| TASK 1 |
In the WhatsApp safety passage, what is the maximum size of a WhatsApp group?
| TASK 2 |
Write out the WhatsApp safety passage from "4. Most parents" up to and including "and discuss it.".
| TASK 3 |
List every commitment the child makes in the WhatsApp safety passage.

| READING PASSAGE |
If you do detect anything suspicious or unacceptable topics and language, you should openly discuss this with your child to ensure the unwanted behavior stops. This is a very good opportunity to again highlight the dangers to your kids, using the real (and unfortunate) examples from their lives to drive the message in.
4. Most parents believe their kids are aware of the common pit falls of digital communication
You have probably told your kids since they were 4 years old not to talk to strangers, and yet on WhatsApp, they will be communicating mostly with strangers because that is how the app works. WhatsApp allows for groups of up to 250 to be created. Your child does not always have control over who the group members are. That is why controlling your child’s contacts list is difficult.
While you cannot expect the exact same boundaries in the offline and online world, you can and should make sure your children are indeed aware of the dangers of being active digitally and the consequences of certain behaviors. You should openly discuss the topics of security and safety on smartphones with your children. Put together a list of behavioral tips and rules for them and discuss it.
5. Most parents do not demand their children recognize their own online responsibility
Just like anything else in life, parents should teach their children to be responsible for their actions. Being present online carries with it a new set of responsibilities and consequences. Adults are not always aware of them all, so how can children be?
The solution lies in imitating reality. When you purchase a mobile phone line or internet connection, your supplier demands that you sign a contract. You should do the same with your children. Start with a simple list of rules and conditions that your child should fulfill to receive and keep a smartphone. Add tips and rules for digital communication. Then have your children sign the list as a contract, thus enhancing their commitment to following these rules.
WhatsApp and smartphone rules could include the following commitments:
The child will:
- Never share the password/PIN to the phone or to WhatsApp with anyone (except parents)
- Answer parents and family promptly
- Not use the phone or WhatsApp at school (unless the school permits)

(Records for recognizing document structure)

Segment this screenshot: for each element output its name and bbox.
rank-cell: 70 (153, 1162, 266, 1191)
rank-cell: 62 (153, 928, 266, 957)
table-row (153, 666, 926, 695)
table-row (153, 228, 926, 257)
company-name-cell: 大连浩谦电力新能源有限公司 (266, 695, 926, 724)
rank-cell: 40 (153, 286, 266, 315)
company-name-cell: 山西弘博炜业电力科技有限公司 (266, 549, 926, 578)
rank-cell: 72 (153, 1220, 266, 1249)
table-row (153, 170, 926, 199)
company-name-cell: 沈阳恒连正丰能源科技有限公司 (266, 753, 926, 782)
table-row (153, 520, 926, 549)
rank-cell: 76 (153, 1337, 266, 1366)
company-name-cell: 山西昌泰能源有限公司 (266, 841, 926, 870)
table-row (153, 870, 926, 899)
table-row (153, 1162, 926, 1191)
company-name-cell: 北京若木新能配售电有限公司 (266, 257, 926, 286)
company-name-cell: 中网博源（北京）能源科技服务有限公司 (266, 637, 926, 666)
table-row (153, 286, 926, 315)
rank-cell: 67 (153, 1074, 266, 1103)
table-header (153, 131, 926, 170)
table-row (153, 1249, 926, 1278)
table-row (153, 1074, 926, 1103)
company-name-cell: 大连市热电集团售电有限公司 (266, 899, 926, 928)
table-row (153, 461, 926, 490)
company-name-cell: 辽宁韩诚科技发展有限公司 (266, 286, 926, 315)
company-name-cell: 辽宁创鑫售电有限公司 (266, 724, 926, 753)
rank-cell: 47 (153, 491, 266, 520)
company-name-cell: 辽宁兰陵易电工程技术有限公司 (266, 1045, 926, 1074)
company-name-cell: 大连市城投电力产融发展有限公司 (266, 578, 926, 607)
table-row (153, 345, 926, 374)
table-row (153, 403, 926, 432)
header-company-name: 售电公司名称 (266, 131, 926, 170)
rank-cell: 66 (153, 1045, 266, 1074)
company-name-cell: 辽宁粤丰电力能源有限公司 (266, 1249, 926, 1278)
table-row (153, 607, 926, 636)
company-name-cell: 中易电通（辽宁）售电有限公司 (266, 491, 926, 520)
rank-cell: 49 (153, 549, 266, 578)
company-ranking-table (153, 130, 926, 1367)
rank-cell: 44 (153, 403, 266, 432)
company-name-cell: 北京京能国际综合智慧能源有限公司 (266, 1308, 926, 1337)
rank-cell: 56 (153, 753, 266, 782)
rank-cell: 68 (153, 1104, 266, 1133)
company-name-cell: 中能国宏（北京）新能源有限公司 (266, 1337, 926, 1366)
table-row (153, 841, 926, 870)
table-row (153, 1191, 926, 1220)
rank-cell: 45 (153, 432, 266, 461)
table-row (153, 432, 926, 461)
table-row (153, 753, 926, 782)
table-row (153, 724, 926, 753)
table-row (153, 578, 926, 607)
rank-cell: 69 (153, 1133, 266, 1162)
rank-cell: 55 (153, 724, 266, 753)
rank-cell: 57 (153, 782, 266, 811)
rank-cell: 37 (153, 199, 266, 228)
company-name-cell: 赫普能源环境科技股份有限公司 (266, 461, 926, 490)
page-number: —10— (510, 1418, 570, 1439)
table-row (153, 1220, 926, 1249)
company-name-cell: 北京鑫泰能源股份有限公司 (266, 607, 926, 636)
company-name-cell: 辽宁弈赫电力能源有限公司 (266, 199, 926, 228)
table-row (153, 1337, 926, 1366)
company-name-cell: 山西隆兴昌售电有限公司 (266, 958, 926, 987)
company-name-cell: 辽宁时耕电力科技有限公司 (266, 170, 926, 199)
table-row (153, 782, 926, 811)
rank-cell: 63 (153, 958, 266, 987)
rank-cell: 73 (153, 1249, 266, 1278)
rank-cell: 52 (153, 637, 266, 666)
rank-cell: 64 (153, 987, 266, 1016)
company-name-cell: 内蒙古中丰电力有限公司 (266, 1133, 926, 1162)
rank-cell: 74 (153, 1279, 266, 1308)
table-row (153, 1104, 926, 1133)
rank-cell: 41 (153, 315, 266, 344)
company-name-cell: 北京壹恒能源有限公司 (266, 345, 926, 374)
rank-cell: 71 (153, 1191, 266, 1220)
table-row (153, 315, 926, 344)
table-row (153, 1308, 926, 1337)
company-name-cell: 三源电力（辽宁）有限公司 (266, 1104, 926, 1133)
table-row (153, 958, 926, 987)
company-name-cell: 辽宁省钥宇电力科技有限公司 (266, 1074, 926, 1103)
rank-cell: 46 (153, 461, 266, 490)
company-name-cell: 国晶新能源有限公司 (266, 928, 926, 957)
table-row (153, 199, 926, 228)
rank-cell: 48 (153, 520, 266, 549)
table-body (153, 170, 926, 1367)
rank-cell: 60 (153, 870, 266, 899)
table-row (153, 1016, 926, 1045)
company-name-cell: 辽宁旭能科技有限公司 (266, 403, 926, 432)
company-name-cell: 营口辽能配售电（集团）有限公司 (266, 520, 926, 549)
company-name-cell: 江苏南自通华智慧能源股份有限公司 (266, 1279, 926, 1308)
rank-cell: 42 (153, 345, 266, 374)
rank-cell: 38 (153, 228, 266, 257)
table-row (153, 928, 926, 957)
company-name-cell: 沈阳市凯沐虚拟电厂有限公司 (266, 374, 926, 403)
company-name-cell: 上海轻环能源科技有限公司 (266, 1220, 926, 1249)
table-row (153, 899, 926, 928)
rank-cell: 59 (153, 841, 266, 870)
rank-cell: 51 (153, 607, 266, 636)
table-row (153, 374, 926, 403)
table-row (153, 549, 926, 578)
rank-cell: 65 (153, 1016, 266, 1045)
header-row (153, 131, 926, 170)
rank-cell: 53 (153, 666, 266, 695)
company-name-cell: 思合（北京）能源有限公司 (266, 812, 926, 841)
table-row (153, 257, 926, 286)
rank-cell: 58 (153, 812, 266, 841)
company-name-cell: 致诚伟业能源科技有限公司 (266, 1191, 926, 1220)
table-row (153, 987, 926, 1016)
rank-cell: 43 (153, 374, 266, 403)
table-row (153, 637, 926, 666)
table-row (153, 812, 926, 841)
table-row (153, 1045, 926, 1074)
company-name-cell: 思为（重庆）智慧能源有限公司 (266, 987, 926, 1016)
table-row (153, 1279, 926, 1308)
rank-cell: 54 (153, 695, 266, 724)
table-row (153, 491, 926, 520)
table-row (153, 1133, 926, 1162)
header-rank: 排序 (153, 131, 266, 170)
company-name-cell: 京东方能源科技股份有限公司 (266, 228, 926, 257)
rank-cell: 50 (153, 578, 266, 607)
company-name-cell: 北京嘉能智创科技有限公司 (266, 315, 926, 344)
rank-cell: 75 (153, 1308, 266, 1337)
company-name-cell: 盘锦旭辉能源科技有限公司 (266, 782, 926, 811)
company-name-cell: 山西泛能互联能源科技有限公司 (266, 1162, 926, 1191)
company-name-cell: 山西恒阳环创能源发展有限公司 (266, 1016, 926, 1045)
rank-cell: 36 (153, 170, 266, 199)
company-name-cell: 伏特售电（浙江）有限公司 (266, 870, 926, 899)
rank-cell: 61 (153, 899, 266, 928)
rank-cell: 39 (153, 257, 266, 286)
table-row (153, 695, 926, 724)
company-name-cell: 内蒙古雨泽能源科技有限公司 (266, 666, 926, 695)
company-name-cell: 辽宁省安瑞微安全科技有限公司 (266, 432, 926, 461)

| EXPECTED OUTPUT 1 |
Up to 250 members.

| EXPECTED OUTPUT 2 |
4. Most parents believe their kids are aware of the common pit falls of digital communication
You have probably told your kids since they were 4 years old not to talk to strangers, and yet on WhatsApp, they will be communicating mostly with strangers because that is how the app works. WhatsApp allows for groups of up to 250 to be created. Your child does not always have control over who the group members are. That is why controlling your child’s contacts list is difficult.
While you cannot expect the exact same boundaries in the offline and online world, you can and should make sure your children are indeed aware of the dangers of being active digitally and the consequences of certain behaviors. You should openly discuss the topics of security and safety on smartphones with your children. Put together a list of behavioral tips and rules for them and discuss it.

| EXPECTED OUTPUT 3 |
- Never share the password/PIN to the phone or to WhatsApp with anyone (except parents)
- Answer parents and family promptly
- Not use the phone or WhatsApp at school (unless the school permits)